### Task details
Quote all of the entries word for word.

(Stored items)
>> Begin

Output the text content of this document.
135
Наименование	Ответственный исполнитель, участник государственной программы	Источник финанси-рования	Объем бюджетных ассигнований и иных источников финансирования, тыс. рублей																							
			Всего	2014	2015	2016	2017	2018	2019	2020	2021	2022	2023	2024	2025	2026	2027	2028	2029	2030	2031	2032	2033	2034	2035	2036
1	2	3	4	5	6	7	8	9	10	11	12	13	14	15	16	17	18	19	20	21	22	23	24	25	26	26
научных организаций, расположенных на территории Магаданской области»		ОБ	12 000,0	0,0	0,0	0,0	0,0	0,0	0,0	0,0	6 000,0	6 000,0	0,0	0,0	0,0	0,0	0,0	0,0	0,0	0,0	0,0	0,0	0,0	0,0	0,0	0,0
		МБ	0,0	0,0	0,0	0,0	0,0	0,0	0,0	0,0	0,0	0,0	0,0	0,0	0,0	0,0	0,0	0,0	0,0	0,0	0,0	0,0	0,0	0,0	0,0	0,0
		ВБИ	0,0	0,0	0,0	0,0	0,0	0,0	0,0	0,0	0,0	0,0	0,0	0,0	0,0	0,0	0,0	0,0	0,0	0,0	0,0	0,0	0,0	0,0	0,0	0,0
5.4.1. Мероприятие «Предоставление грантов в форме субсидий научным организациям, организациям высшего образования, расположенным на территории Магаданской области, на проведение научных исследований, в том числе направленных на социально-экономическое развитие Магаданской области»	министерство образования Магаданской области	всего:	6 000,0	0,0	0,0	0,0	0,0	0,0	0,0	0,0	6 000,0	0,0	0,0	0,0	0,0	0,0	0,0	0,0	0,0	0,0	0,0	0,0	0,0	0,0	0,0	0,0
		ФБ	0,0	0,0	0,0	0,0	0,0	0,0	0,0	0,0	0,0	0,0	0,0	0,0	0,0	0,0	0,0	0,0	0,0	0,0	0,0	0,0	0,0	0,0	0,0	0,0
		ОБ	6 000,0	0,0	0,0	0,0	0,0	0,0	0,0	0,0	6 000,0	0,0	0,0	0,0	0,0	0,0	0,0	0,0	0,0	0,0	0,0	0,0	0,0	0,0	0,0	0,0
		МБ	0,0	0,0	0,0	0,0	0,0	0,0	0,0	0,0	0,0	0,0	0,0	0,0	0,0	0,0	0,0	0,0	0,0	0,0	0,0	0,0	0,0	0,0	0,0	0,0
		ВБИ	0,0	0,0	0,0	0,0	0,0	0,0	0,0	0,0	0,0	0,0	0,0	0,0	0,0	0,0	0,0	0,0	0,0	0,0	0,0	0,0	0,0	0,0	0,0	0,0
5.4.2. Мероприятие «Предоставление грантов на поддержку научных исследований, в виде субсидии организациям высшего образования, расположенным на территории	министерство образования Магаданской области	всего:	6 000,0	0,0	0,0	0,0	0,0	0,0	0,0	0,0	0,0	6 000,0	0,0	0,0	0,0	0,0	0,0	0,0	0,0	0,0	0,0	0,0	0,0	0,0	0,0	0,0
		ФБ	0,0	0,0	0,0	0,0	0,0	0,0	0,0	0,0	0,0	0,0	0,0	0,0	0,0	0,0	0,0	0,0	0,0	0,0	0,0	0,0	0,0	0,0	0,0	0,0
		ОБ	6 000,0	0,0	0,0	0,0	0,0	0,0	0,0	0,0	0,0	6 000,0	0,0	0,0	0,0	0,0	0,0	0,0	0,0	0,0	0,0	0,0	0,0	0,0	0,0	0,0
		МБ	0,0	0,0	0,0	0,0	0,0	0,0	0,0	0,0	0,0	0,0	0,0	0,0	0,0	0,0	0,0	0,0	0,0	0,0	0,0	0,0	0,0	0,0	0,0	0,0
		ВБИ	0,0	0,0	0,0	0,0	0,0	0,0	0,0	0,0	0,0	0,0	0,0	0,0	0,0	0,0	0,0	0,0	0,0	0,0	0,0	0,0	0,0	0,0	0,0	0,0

>> End

### Solution for this task
Output the text content of this document.
135
Наименование	Ответственный исполнитель, участник государственной программы	Источник финанси-рования	Объем бюджетных ассигнований и иных источников финансирования, тыс. рублей																							
			Всего	2014	2015	2016	2017	2018	2019	2020	2021	2022	2023	2024	2025	2026	2027	2028	2029	2030	2031	2032	2033	2034	2035	2036
1	2	3	4	5	6	7	8	9	10	11	12	13	14	15	16	17	18	19	20	21	22	23	24	25	26	26
научных организаций, расположенных на территории Магаданской области»		ОБ	12 000,0	0,0	0,0	0,0	0,0	0,0	0,0	0,0	6 000,0	6 000,0	0,0	0,0	0,0	0,0	0,0	0,0	0,0	0,0	0,0	0,0	0,0	0,0	0,0	0,0
		МБ	0,0	0,0	0,0	0,0	0,0	0,0	0,0	0,0	0,0	0,0	0,0	0,0	0,0	0,0	0,0	0,0	0,0	0,0	0,0	0,0	0,0	0,0	0,0	0,0
		ВБИ	0,0	0,0	0,0	0,0	0,0	0,0	0,0	0,0	0,0	0,0	0,0	0,0	0,0	0,0	0,0	0,0	0,0	0,0	0,0	0,0	0,0	0,0	0,0	0,0
5.4.1. Мероприятие «Предоставление грантов в форме субсидий научным организациям, организациям высшего образования, расположенным на территории Магаданской области, на проведение научных исследований, в том числе направленных на социально-экономическое развитие Магаданской области»	министерство образования Магаданской области	всего:	6 000,0	0,0	0,0	0,0	0,0	0,0	0,0	0,0	6 000,0	0,0	0,0	0,0	0,0	0,0	0,0	0,0	0,0	0,0	0,0	0,0	0,0	0,0	0,0	0,0
		ФБ	0,0	0,0	0,0	0,0	0,0	0,0	0,0	0,0	0,0	0,0	0,0	0,0	0,0	0,0	0,0	0,0	0,0	0,0	0,0	0,0	0,0	0,0	0,0	0,0
		ОБ	6 000,0	0,0	0,0	0,0	0,0	0,0	0,0	0,0	6 000,0	0,0	0,0	0,0	0,0	0,0	0,0	0,0	0,0	0,0	0,0	0,0	0,0	0,0	0,0	0,0
		МБ	0,0	0,0	0,0	0,0	0,0	0,0	0,0	0,0	0,0	0,0	0,0	0,0	0,0	0,0	0,0	0,0	0,0	0,0	0,0	0,0	0,0	0,0	0,0	0,0
		ВБИ	0,0	0,0	0,0	0,0	0,0	0,0	0,0	0,0	0,0	0,0	0,0	0,0	0,0	0,0	0,0	0,0	0,0	0,0	0,0	0,0	0,0	0,0	0,0	0,0
5.4.2. Мероприятие «Предоставление грантов на поддержку научных исследований, в виде субсидии организациям высшего образования, расположенным на территории	министерство образования Магаданской области	всего:	6 000,0	0,0	0,0	0,0	0,0	0,0	0,0	0,0	0,0	6 000,0	0,0	0,0	0,0	0,0	0,0	0,0	0,0	0,0	0,0	0,0	0,0	0,0	0,0	0,0
		ФБ	0,0	0,0	0,0	0,0	0,0	0,0	0,0	0,0	0,0	0,0	0,0	0,0	0,0	0,0	0,0	0,0	0,0	0,0	0,0	0,0	0,0	0,0	0,0	0,0
		ОБ	6 000,0	0,0	0,0	0,0	0,0	0,0	0,0	0,0	0,0	6 000,0	0,0	0,0	0,0	0,0	0,0	0,0	0,0	0,0	0,0	0,0	0,0	0,0	0,0	0,0
		МБ	0,0	0,0	0,0	0,0	0,0	0,0	0,0	0,0	0,0	0,0	0,0	0,0	0,0	0,0	0,0	0,0	0,0	0,0	0,0	0,0	0,0	0,0	0,0	0,0
		ВБИ	0,0	0,0	0,0	0,0	0,0	0,0	0,0	0,0	0,0	0,0	0,0	0,0	0,0	0,0	0,0	0,0	0,0	0,0	0,0	0,0	0,0	0,0	0,0	0,0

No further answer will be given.